§ **TEXT BLOCK**
- - - - - - -

Priestly Garments
Garments play an important role in the life of a Jew. But in no area is the significance of clothing more pronounced than in the Bais Hamikdash. When a Kohain-Priest offered sacrifices or lit the Menorah, he had to wear the four Priestly garments. The Kohain Gadol-High Priest could not officiate without an additional four garments.
The Priestly garments endowed the Kohain with dignity and beauty and pointed to the ultimate state of perfection in which the external appearance mirrored the internal.
The Talmud ascribes another quality to the priestly garments. Each one of them brought atonement for a specific sin.
The Me’il-the Robe with its bells, the Talmud (Arachin 16a) states, atoned for lashon hara, slander. “The Holy One, blessed is He, said, ‘Let something that emits sound come and atone for acts of emitting sound.’”

- - - - - - -

§ **REQUIRED WORK**
1 > In the priestly garments text, could you give the passage starting with "The Priestly garments endowed" and going on through "mirrored the internal." again, but swap "dignity" for "honor"?
2 > Answer these questions using the priestly garments text:
(a) How many additional garments did the Kohain Gadol-High Priest need in order to officiate?
(b) What sin did the Me'il atone for?
(c) Which Talmud passage does the text cite for that teaching?
3 > Which Hebrew terms in the priestly garments text are paired with an English rendering?

(Excerpt from a dataset)
- - - - - - -

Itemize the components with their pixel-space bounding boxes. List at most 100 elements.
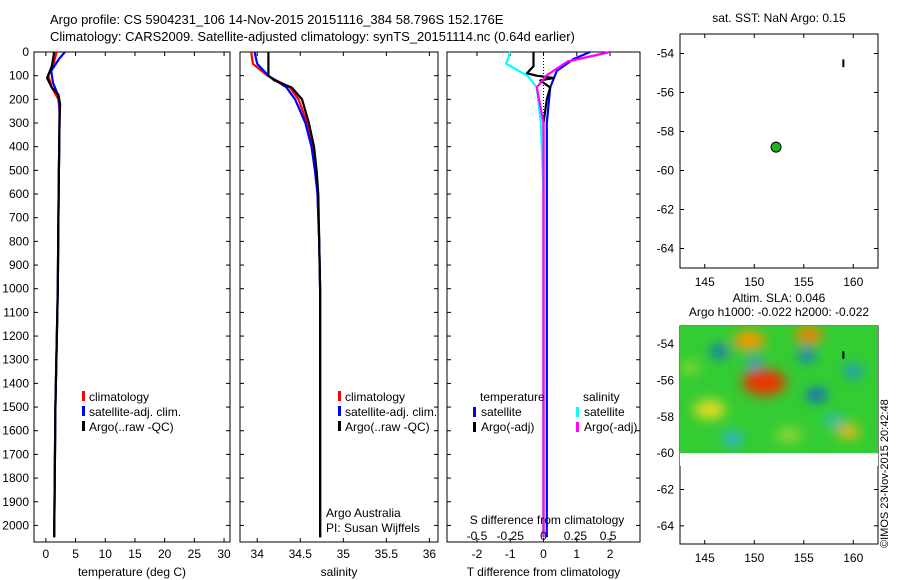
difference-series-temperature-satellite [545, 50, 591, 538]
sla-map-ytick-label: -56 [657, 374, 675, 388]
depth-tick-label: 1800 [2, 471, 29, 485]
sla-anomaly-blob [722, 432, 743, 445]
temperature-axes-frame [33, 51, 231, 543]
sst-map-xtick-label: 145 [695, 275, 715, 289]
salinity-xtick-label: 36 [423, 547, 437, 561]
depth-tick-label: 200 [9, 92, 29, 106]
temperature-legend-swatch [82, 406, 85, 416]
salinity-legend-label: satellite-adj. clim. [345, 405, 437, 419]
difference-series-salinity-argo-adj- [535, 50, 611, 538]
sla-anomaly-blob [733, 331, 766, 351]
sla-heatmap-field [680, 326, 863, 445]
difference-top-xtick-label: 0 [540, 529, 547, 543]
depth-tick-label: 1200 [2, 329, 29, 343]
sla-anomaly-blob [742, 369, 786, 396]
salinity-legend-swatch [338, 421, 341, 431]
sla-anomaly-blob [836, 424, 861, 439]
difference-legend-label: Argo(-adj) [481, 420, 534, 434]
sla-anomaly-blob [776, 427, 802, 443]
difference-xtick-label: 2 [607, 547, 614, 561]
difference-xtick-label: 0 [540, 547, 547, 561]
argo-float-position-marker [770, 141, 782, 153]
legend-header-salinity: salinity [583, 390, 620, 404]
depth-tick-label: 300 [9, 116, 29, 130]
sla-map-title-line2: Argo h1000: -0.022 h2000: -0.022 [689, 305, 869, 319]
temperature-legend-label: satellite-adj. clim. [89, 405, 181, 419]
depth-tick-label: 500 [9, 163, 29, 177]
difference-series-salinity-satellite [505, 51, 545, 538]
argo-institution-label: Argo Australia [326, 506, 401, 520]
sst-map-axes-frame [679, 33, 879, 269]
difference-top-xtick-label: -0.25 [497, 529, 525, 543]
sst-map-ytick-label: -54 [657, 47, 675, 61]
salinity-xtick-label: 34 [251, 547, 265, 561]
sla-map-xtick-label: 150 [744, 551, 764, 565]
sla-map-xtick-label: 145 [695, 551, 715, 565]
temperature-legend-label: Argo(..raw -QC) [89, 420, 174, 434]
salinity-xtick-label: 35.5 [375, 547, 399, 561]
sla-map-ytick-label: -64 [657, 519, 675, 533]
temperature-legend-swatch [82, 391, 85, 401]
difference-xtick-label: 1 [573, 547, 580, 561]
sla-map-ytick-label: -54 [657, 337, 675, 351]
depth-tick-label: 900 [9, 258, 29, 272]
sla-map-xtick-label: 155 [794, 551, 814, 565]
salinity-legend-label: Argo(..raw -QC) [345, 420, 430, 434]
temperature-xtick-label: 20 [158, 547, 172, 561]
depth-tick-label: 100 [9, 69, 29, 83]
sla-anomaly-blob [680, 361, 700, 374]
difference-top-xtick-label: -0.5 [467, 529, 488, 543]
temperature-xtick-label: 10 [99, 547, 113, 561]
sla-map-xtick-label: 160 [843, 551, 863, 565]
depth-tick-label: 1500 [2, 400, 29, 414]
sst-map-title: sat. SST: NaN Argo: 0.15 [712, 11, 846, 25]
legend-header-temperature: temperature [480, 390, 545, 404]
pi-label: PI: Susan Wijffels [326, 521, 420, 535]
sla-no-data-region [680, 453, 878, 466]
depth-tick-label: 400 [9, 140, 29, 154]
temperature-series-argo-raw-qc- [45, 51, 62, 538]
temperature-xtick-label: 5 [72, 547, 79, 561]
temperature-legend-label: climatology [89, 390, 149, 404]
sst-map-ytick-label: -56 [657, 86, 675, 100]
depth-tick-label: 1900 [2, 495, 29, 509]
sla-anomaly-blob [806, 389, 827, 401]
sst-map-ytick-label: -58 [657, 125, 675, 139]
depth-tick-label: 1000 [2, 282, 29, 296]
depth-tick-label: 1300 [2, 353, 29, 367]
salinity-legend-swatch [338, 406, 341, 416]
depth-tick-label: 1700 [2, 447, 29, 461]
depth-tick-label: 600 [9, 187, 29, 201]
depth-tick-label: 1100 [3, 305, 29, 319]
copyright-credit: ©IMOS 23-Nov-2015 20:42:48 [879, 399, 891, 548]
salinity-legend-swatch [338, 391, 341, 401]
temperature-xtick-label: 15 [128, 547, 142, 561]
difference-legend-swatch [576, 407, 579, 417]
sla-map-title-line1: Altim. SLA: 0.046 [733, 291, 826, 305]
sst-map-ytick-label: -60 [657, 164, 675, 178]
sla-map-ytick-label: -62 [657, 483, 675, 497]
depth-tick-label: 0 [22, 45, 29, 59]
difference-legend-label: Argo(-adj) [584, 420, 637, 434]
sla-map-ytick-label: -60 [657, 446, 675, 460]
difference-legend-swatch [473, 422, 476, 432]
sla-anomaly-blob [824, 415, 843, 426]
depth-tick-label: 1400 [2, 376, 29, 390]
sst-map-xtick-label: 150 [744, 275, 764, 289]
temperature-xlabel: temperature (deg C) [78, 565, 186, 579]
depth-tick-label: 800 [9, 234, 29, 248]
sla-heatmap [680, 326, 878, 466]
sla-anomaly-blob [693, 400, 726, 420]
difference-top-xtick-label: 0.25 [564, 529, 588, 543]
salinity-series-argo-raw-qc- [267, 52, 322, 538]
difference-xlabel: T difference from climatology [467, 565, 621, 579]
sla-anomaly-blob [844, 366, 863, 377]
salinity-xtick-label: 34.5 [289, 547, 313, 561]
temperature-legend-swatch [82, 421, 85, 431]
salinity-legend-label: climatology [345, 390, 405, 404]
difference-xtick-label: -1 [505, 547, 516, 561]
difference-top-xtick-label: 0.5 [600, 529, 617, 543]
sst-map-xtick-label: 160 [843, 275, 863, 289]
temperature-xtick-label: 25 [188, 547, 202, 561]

- - - - - - -

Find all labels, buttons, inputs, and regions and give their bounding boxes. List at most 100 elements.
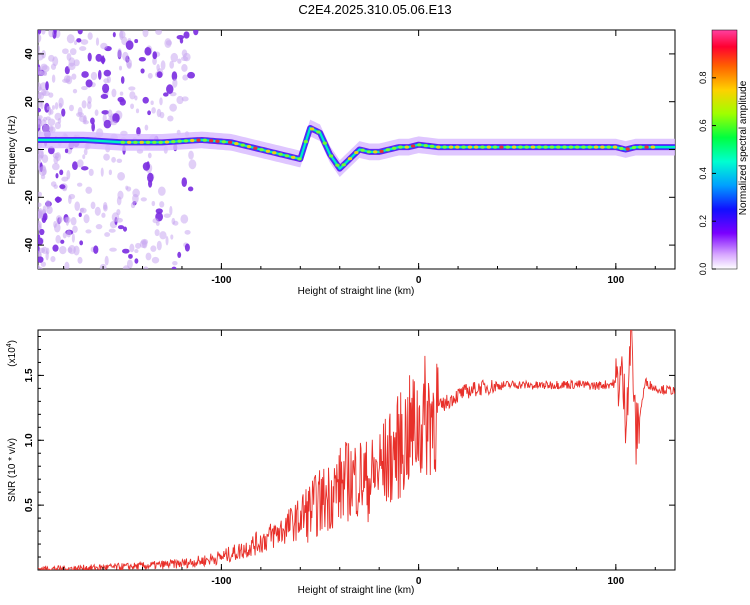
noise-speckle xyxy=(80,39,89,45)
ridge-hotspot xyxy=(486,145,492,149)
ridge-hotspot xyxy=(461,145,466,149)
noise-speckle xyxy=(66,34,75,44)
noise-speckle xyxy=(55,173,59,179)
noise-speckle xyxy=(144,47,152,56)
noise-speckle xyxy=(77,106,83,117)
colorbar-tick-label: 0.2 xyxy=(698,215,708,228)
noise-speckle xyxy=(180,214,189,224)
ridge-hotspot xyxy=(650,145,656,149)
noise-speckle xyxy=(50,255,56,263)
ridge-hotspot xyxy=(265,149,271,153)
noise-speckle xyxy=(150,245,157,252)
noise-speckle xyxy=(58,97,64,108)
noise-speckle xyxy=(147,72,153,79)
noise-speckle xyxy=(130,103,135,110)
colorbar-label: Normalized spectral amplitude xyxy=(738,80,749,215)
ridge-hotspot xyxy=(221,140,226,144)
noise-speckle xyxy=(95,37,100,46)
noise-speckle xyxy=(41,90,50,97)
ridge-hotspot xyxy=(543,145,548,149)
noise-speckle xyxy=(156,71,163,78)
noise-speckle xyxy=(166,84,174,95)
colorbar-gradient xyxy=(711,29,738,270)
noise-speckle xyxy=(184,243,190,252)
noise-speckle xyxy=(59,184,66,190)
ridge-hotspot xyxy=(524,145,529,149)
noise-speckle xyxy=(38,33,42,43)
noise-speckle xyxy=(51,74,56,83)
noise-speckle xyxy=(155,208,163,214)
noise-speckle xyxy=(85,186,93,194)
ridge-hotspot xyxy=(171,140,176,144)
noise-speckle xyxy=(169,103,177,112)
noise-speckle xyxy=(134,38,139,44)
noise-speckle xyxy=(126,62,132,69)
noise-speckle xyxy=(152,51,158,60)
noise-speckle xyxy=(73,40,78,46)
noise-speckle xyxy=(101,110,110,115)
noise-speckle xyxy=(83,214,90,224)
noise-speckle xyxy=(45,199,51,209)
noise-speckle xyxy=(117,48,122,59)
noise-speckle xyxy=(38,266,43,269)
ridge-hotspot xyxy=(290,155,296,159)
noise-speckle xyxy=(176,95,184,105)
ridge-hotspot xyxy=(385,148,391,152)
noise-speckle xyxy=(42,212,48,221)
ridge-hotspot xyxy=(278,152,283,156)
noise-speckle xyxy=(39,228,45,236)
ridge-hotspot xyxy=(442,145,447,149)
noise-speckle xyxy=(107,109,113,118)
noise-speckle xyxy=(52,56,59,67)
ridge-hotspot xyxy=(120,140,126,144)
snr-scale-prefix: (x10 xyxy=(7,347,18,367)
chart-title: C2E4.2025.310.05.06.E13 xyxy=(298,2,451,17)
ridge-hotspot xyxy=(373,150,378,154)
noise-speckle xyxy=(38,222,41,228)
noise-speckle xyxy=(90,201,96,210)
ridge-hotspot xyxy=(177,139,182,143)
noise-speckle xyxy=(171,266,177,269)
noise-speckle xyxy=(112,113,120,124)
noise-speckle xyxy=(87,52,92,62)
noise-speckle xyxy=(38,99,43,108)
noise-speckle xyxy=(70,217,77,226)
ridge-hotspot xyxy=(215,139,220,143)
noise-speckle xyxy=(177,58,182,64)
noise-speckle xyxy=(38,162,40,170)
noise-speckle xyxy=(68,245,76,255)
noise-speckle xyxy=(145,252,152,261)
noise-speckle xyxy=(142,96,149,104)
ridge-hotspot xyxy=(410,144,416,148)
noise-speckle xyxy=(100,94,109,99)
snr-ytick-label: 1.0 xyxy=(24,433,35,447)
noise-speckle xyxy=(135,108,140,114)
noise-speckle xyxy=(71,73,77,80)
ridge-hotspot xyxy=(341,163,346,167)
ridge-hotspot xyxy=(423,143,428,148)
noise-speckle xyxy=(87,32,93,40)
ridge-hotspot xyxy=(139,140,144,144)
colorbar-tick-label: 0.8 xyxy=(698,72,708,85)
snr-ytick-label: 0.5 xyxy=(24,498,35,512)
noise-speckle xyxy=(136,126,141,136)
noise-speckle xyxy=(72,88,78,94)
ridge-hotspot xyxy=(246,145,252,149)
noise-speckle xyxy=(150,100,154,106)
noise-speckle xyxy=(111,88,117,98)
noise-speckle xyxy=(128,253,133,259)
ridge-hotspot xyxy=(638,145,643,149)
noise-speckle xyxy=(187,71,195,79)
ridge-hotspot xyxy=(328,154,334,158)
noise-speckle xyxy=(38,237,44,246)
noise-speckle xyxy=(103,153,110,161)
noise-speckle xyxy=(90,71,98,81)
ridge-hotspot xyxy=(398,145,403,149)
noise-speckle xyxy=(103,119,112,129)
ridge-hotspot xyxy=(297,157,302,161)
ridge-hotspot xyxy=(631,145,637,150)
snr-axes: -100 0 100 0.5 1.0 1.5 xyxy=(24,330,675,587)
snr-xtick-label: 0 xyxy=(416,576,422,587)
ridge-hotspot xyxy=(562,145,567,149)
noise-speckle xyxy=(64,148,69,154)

- - - - - - -

§ **FINAL ANSWERS**
1 >
The Priestly garments endowed the Kohain with honor and beauty and pointed to the ultimate state of perfection in which the external appearance mirrored the internal.

2 >
(a) Four.
(b) Lashon hara, slander.
(c) Arachin 16a.

3 >
Kohain (Priest)
Kohain Gadol (High Priest)
Me'il (the Robe)
lashon hara (slander)